Goals -
• A. In the text on autoformatting legacy code, what does running an autoformatter across an entire codebase essentially discard?
• B. Write the passage that follows the last sentence of the text on autoformatting legacy code.

Page -
As you add unit tests and increase code coverage, at some point it becomes safer to make broad updates and changes. Exactly where that point is at is a judgement call, but I recommend being conservative here, erring on the side of more tests.

Code autoformatting tools

I'm a huge fan of autoformatting tools (prettier, eslint --fix, etc) and they've become pretty core to how I work. I don't worry about formatting issues when I'm actually typing code, I just hit cmd+f and trust it to make the code pretty.

However, on an existing codebase that has not been using an autoformatter, I recommend caution. I would wait until automated unit test coverage is fairly high before considering running autoformatting across an entire codebase. And when doing so, be aware that this will essentially discard the existing git history and lose track of who wrote which code when (git blame, etc). This is a pretty steep trade-off. I personally don't value git history that much so I have my own point where I'm OK running an autoformatter on a whole codebase, just be sure to understand the trade-offs when making this decision.

If you do have valuable history in git that you don't want to mess up, another strategy to consider is file-by-file extraction of code into a set that is autoformatted and a set that is left untouched.

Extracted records
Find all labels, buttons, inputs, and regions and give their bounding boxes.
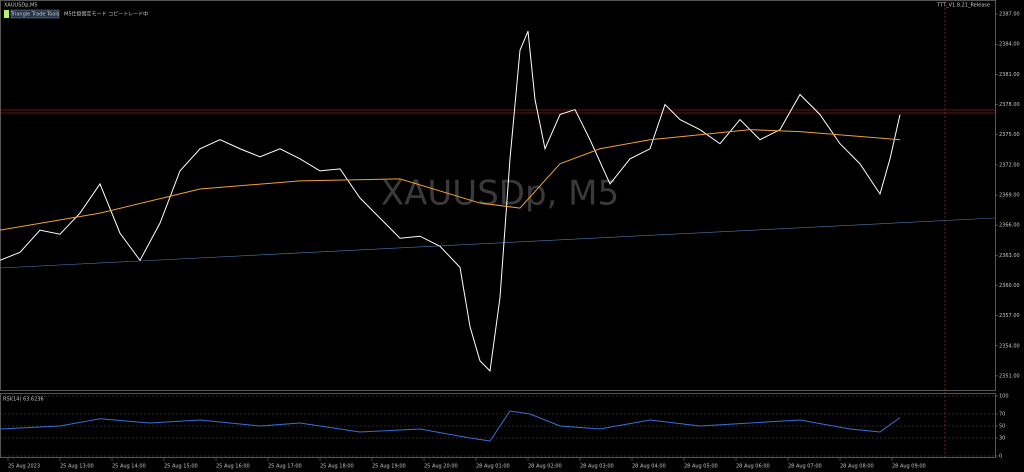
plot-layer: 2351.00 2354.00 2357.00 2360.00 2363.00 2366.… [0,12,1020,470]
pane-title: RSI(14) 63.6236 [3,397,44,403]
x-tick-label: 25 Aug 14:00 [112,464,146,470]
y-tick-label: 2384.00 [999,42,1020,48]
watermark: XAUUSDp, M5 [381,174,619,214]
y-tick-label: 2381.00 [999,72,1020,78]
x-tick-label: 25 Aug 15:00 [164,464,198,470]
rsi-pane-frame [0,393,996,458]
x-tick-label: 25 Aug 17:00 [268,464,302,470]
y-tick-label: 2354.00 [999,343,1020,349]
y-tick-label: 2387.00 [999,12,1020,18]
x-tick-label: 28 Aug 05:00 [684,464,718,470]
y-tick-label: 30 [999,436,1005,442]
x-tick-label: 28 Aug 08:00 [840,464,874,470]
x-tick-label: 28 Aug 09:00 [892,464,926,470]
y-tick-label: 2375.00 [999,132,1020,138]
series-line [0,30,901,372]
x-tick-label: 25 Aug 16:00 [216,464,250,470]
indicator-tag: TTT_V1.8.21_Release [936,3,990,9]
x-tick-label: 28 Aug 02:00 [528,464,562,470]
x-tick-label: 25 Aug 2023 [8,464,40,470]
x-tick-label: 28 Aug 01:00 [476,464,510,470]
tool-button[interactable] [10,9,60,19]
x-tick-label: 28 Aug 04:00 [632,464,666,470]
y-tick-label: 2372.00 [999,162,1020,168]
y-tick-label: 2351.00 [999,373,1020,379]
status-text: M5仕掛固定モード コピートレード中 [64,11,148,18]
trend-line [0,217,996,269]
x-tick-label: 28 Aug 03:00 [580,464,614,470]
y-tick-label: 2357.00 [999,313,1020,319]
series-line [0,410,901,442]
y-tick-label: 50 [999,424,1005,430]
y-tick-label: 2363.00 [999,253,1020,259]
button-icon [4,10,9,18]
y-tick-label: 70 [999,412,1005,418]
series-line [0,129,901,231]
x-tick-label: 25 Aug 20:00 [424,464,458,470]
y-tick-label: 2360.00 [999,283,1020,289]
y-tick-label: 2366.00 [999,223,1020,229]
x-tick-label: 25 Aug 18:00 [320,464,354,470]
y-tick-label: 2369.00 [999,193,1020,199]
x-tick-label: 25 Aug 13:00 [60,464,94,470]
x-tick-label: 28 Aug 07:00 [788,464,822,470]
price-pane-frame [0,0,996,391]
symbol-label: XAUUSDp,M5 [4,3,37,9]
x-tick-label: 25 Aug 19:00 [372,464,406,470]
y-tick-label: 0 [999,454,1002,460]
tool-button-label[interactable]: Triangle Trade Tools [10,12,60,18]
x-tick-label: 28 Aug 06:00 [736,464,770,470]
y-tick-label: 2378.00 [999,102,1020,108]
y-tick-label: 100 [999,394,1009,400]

Responses to the exercise -
• A. It discards the existing git history, losing track of who wrote which code and when.

• B.
Linting

eslint and particularly eslint-stats can be helpful guides. However, due to concerns about adding bugs in untested code, I don't recommend changing the code based on eslint warnings/errors until after you have unit tests coverage. These can help identify troublesome areas in the code, but don't go into the codebase and fix eslint issues throughout without unit test coverage.

A side note about promises

Async control flow in node.js is hard. It's hard enough that many developers never really learn to write it correctly. This is true both in the callback paradigm and with promises as well. However, promises in particular seem to be an area of pervasive misuse and misunderstanding. Every node.js codebase I've found that uses promises has incorrect promise usage baked into core patterns and then repeatedly copied throughout the codebase. As a community, we really missed the mark with promises when it comes to education and tooling. Even with the eslint promise plugin, there's a huge number of issues that are plain as day to me and no eslint plugin I've found even detects them as warnings. I'm optimistic that as async/await takes over as the basic mechanism for async control flow, things will improve for the easy case of a series of sequential operations. However, I think we'll still have a mess to deal with for any case with looping or complex control flow patterns.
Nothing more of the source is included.